Problem to work on: State the number of lines that contain the word "color", and add nothing else.

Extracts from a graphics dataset
=====
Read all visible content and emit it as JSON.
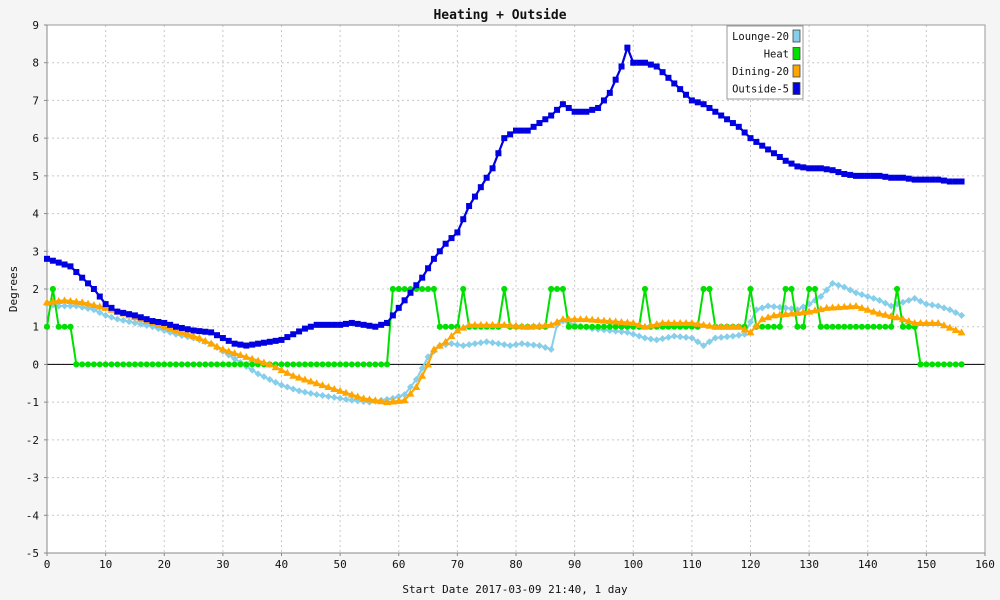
{
  "chart_data": {
    "type": "line",
    "title": "Heating + Outside",
    "xlabel": "Start Date 2017-03-09 21:40, 1 day",
    "ylabel": "Degrees",
    "xlim": [
      0,
      160
    ],
    "ylim": [
      -5,
      9
    ],
    "x_ticks": [
      0,
      10,
      20,
      30,
      40,
      50,
      60,
      70,
      80,
      90,
      100,
      110,
      120,
      130,
      140,
      150,
      160
    ],
    "y_ticks": [
      -5,
      -4,
      -3,
      -2,
      -1,
      0,
      1,
      2,
      3,
      4,
      5,
      6,
      7,
      8,
      9
    ],
    "grid": true,
    "legend_position": "top-right",
    "series": [
      {
        "name": "Lounge-20",
        "color": "#87ceeb",
        "marker": "diamond",
        "values": [
          [
            0,
            1.6
          ],
          [
            2,
            1.55
          ],
          [
            5,
            1.55
          ],
          [
            8,
            1.45
          ],
          [
            10,
            1.3
          ],
          [
            12,
            1.2
          ],
          [
            15,
            1.1
          ],
          [
            18,
            1.0
          ],
          [
            20,
            0.9
          ],
          [
            22,
            0.8
          ],
          [
            25,
            0.7
          ],
          [
            28,
            0.55
          ],
          [
            30,
            0.35
          ],
          [
            32,
            0.15
          ],
          [
            34,
            -0.05
          ],
          [
            36,
            -0.25
          ],
          [
            38,
            -0.4
          ],
          [
            40,
            -0.55
          ],
          [
            43,
            -0.7
          ],
          [
            46,
            -0.8
          ],
          [
            48,
            -0.85
          ],
          [
            50,
            -0.9
          ],
          [
            52,
            -0.95
          ],
          [
            55,
            -1.0
          ],
          [
            57,
            -0.95
          ],
          [
            59,
            -0.9
          ],
          [
            61,
            -0.8
          ],
          [
            63,
            -0.4
          ],
          [
            65,
            0.2
          ],
          [
            67,
            0.5
          ],
          [
            69,
            0.55
          ],
          [
            71,
            0.5
          ],
          [
            73,
            0.55
          ],
          [
            75,
            0.6
          ],
          [
            77,
            0.55
          ],
          [
            79,
            0.5
          ],
          [
            81,
            0.55
          ],
          [
            84,
            0.5
          ],
          [
            86,
            0.4
          ],
          [
            87,
            1.05
          ],
          [
            88,
            1.15
          ],
          [
            90,
            1.05
          ],
          [
            93,
            0.95
          ],
          [
            96,
            0.9
          ],
          [
            99,
            0.85
          ],
          [
            102,
            0.7
          ],
          [
            104,
            0.65
          ],
          [
            107,
            0.75
          ],
          [
            110,
            0.7
          ],
          [
            112,
            0.5
          ],
          [
            114,
            0.7
          ],
          [
            117,
            0.75
          ],
          [
            119,
            0.8
          ],
          [
            121,
            1.45
          ],
          [
            123,
            1.55
          ],
          [
            126,
            1.5
          ],
          [
            128,
            1.45
          ],
          [
            130,
            1.6
          ],
          [
            132,
            1.8
          ],
          [
            134,
            2.15
          ],
          [
            136,
            2.05
          ],
          [
            138,
            1.9
          ],
          [
            140,
            1.8
          ],
          [
            142,
            1.7
          ],
          [
            144,
            1.55
          ],
          [
            146,
            1.65
          ],
          [
            148,
            1.75
          ],
          [
            150,
            1.6
          ],
          [
            152,
            1.55
          ],
          [
            154,
            1.45
          ],
          [
            156,
            1.3
          ]
        ]
      },
      {
        "name": "Heat",
        "color": "#00e000",
        "marker": "circle",
        "values": [
          [
            0,
            1
          ],
          [
            1,
            2
          ],
          [
            2,
            1
          ],
          [
            4,
            1
          ],
          [
            5,
            0
          ],
          [
            58,
            0
          ],
          [
            59,
            2
          ],
          [
            60,
            2
          ],
          [
            66,
            2
          ],
          [
            67,
            1
          ],
          [
            70,
            1
          ],
          [
            71,
            2
          ],
          [
            72,
            1
          ],
          [
            77,
            1
          ],
          [
            78,
            2
          ],
          [
            79,
            1
          ],
          [
            85,
            1
          ],
          [
            86,
            2
          ],
          [
            88,
            2
          ],
          [
            89,
            1
          ],
          [
            101,
            1
          ],
          [
            102,
            2
          ],
          [
            103,
            1
          ],
          [
            111,
            1
          ],
          [
            112,
            2
          ],
          [
            113,
            2
          ],
          [
            114,
            1
          ],
          [
            119,
            1
          ],
          [
            120,
            2
          ],
          [
            121,
            1
          ],
          [
            125,
            1
          ],
          [
            126,
            2
          ],
          [
            127,
            2
          ],
          [
            128,
            1
          ],
          [
            129,
            1
          ],
          [
            130,
            2
          ],
          [
            131,
            2
          ],
          [
            132,
            1
          ],
          [
            144,
            1
          ],
          [
            145,
            2
          ],
          [
            146,
            1
          ],
          [
            148,
            1
          ],
          [
            149,
            0
          ],
          [
            156,
            0
          ]
        ]
      },
      {
        "name": "Dining-20",
        "color": "#ffa500",
        "marker": "triangle",
        "values": [
          [
            0,
            1.65
          ],
          [
            3,
            1.7
          ],
          [
            6,
            1.65
          ],
          [
            10,
            1.5
          ],
          [
            14,
            1.3
          ],
          [
            18,
            1.1
          ],
          [
            22,
            0.9
          ],
          [
            26,
            0.7
          ],
          [
            30,
            0.4
          ],
          [
            34,
            0.2
          ],
          [
            38,
            0.0
          ],
          [
            42,
            -0.3
          ],
          [
            46,
            -0.5
          ],
          [
            50,
            -0.7
          ],
          [
            54,
            -0.9
          ],
          [
            58,
            -1.0
          ],
          [
            61,
            -0.95
          ],
          [
            63,
            -0.6
          ],
          [
            65,
            0.0
          ],
          [
            66,
            0.4
          ],
          [
            68,
            0.6
          ],
          [
            70,
            0.9
          ],
          [
            72,
            1.05
          ],
          [
            75,
            1.05
          ],
          [
            78,
            1.05
          ],
          [
            82,
            1.0
          ],
          [
            86,
            1.05
          ],
          [
            88,
            1.2
          ],
          [
            92,
            1.2
          ],
          [
            96,
            1.15
          ],
          [
            100,
            1.1
          ],
          [
            102,
            1.0
          ],
          [
            105,
            1.1
          ],
          [
            110,
            1.1
          ],
          [
            114,
            1.0
          ],
          [
            118,
            1.0
          ],
          [
            120,
            0.85
          ],
          [
            122,
            1.2
          ],
          [
            124,
            1.3
          ],
          [
            127,
            1.35
          ],
          [
            130,
            1.4
          ],
          [
            133,
            1.5
          ],
          [
            138,
            1.55
          ],
          [
            142,
            1.35
          ],
          [
            145,
            1.25
          ],
          [
            148,
            1.1
          ],
          [
            152,
            1.1
          ],
          [
            156,
            0.85
          ]
        ]
      },
      {
        "name": "Outside-5",
        "color": "#0000e0",
        "marker": "square",
        "values": [
          [
            0,
            2.8
          ],
          [
            2,
            2.7
          ],
          [
            4,
            2.6
          ],
          [
            6,
            2.3
          ],
          [
            8,
            2.0
          ],
          [
            10,
            1.6
          ],
          [
            12,
            1.4
          ],
          [
            15,
            1.3
          ],
          [
            18,
            1.15
          ],
          [
            20,
            1.1
          ],
          [
            22,
            1.0
          ],
          [
            25,
            0.9
          ],
          [
            28,
            0.85
          ],
          [
            30,
            0.7
          ],
          [
            32,
            0.55
          ],
          [
            34,
            0.5
          ],
          [
            36,
            0.55
          ],
          [
            38,
            0.6
          ],
          [
            40,
            0.65
          ],
          [
            42,
            0.8
          ],
          [
            44,
            0.95
          ],
          [
            46,
            1.05
          ],
          [
            48,
            1.05
          ],
          [
            50,
            1.05
          ],
          [
            52,
            1.1
          ],
          [
            54,
            1.05
          ],
          [
            56,
            1.0
          ],
          [
            58,
            1.1
          ],
          [
            60,
            1.5
          ],
          [
            62,
            1.9
          ],
          [
            64,
            2.3
          ],
          [
            66,
            2.8
          ],
          [
            68,
            3.2
          ],
          [
            70,
            3.5
          ],
          [
            72,
            4.2
          ],
          [
            74,
            4.7
          ],
          [
            76,
            5.2
          ],
          [
            78,
            6.0
          ],
          [
            80,
            6.2
          ],
          [
            82,
            6.2
          ],
          [
            84,
            6.4
          ],
          [
            86,
            6.6
          ],
          [
            88,
            6.9
          ],
          [
            90,
            6.7
          ],
          [
            92,
            6.7
          ],
          [
            94,
            6.8
          ],
          [
            96,
            7.2
          ],
          [
            98,
            7.9
          ],
          [
            99,
            8.4
          ],
          [
            100,
            8.0
          ],
          [
            102,
            8.0
          ],
          [
            104,
            7.9
          ],
          [
            106,
            7.6
          ],
          [
            108,
            7.3
          ],
          [
            110,
            7.0
          ],
          [
            112,
            6.9
          ],
          [
            114,
            6.7
          ],
          [
            116,
            6.5
          ],
          [
            118,
            6.3
          ],
          [
            120,
            6.0
          ],
          [
            122,
            5.8
          ],
          [
            124,
            5.6
          ],
          [
            126,
            5.4
          ],
          [
            128,
            5.25
          ],
          [
            130,
            5.2
          ],
          [
            132,
            5.2
          ],
          [
            134,
            5.15
          ],
          [
            136,
            5.05
          ],
          [
            138,
            5.0
          ],
          [
            140,
            5.0
          ],
          [
            142,
            5.0
          ],
          [
            144,
            4.95
          ],
          [
            146,
            4.95
          ],
          [
            148,
            4.9
          ],
          [
            150,
            4.9
          ],
          [
            152,
            4.9
          ],
          [
            154,
            4.85
          ],
          [
            156,
            4.85
          ]
        ]
      }
    ]
  }
}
=====
Solved problem: 4